## EXERCISE DETAILS
Below are the records; collect from them each line containing the string "dashed".

## LISTED ENTRIES
------------

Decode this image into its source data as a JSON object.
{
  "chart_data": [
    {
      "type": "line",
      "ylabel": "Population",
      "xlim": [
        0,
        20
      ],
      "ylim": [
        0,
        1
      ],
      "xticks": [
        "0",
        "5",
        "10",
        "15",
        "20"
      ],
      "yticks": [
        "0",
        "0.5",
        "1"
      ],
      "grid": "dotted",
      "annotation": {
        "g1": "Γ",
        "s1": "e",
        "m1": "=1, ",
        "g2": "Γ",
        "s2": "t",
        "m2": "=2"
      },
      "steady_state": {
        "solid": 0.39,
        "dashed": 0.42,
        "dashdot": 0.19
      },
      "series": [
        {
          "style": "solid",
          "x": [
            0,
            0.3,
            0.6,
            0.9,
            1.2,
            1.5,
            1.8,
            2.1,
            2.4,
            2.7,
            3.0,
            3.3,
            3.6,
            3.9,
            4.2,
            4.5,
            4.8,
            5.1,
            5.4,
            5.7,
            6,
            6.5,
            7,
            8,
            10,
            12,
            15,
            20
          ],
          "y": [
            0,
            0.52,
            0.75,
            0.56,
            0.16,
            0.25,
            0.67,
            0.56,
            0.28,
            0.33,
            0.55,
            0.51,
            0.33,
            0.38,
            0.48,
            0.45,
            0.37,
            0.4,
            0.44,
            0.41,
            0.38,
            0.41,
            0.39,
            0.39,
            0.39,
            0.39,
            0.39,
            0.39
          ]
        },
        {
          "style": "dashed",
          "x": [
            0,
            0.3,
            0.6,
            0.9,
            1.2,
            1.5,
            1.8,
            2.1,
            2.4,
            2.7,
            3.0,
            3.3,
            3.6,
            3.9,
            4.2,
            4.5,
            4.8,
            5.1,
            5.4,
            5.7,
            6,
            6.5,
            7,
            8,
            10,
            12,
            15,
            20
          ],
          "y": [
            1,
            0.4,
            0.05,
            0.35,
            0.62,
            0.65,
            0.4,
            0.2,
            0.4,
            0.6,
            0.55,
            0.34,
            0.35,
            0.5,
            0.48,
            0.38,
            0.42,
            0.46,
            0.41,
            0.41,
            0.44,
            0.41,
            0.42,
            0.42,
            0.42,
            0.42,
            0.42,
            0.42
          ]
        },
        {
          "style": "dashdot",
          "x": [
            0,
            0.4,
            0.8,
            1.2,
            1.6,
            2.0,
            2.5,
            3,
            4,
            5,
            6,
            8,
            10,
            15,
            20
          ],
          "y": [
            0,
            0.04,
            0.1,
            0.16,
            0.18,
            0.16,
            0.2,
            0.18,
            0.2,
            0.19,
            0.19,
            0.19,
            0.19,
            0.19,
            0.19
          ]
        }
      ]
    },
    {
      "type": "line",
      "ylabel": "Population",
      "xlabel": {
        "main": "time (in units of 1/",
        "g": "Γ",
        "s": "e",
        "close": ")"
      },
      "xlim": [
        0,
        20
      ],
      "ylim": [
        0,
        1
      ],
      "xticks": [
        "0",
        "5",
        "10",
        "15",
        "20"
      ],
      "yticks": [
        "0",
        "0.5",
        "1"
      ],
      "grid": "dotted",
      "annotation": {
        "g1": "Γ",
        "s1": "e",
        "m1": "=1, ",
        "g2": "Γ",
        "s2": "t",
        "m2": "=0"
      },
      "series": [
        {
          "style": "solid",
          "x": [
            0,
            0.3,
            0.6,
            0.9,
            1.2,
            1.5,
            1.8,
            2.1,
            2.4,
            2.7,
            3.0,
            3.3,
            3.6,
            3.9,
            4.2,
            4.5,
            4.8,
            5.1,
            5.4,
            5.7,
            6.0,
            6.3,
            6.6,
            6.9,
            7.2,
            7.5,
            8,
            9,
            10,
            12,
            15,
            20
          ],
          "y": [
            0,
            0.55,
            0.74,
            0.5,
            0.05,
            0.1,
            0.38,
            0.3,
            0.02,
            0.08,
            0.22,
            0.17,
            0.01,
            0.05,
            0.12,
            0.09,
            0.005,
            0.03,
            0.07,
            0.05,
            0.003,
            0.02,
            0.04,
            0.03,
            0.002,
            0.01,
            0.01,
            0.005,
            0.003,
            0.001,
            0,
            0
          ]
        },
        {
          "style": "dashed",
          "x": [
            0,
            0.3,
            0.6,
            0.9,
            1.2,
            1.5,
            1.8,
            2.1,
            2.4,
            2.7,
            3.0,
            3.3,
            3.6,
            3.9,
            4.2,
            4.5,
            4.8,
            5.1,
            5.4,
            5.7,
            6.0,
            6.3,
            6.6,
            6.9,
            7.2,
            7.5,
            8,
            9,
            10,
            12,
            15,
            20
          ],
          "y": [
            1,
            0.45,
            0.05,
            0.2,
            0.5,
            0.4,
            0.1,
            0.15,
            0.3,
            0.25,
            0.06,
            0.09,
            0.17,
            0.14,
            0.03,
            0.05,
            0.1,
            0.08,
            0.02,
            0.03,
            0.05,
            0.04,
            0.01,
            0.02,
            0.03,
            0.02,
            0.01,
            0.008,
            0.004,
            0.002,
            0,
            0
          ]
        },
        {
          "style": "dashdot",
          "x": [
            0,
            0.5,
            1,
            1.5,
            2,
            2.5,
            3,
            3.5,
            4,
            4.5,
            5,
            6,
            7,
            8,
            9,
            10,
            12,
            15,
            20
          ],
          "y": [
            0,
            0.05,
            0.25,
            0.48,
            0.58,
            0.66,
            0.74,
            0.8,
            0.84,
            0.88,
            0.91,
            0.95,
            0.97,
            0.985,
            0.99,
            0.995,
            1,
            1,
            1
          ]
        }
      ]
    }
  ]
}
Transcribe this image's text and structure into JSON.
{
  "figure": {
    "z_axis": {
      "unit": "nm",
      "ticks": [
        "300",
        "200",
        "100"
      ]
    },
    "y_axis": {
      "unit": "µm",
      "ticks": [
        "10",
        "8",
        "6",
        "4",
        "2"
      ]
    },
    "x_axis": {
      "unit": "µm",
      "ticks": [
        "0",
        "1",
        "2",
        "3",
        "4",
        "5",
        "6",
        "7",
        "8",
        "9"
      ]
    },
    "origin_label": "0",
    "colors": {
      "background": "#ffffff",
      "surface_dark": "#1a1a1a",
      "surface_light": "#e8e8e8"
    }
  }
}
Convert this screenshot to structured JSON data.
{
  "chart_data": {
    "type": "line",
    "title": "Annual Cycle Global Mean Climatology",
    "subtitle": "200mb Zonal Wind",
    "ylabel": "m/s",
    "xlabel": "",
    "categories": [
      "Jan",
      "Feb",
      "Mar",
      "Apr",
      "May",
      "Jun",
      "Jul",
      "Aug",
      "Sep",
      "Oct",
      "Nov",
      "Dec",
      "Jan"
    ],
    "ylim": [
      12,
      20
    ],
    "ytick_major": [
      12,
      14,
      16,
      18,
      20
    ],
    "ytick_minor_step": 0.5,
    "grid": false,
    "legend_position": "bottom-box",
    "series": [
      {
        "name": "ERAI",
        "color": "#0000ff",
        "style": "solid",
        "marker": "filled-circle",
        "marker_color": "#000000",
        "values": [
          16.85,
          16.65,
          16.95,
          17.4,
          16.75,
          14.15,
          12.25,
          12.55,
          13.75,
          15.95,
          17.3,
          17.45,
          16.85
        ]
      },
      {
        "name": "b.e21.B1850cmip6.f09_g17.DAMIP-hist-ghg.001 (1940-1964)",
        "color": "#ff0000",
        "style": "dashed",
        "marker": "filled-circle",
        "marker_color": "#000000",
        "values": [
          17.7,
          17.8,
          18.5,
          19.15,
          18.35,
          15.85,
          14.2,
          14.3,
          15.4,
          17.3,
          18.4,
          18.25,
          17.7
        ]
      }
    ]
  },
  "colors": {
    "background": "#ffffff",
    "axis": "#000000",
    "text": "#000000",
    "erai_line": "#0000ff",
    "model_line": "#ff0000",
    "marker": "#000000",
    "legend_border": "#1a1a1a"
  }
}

------------

## RESULT OF THE TASK
        "dashed": 0.42,
          "style": "dashed",
          "style": "dashed",
        "style": "dashed",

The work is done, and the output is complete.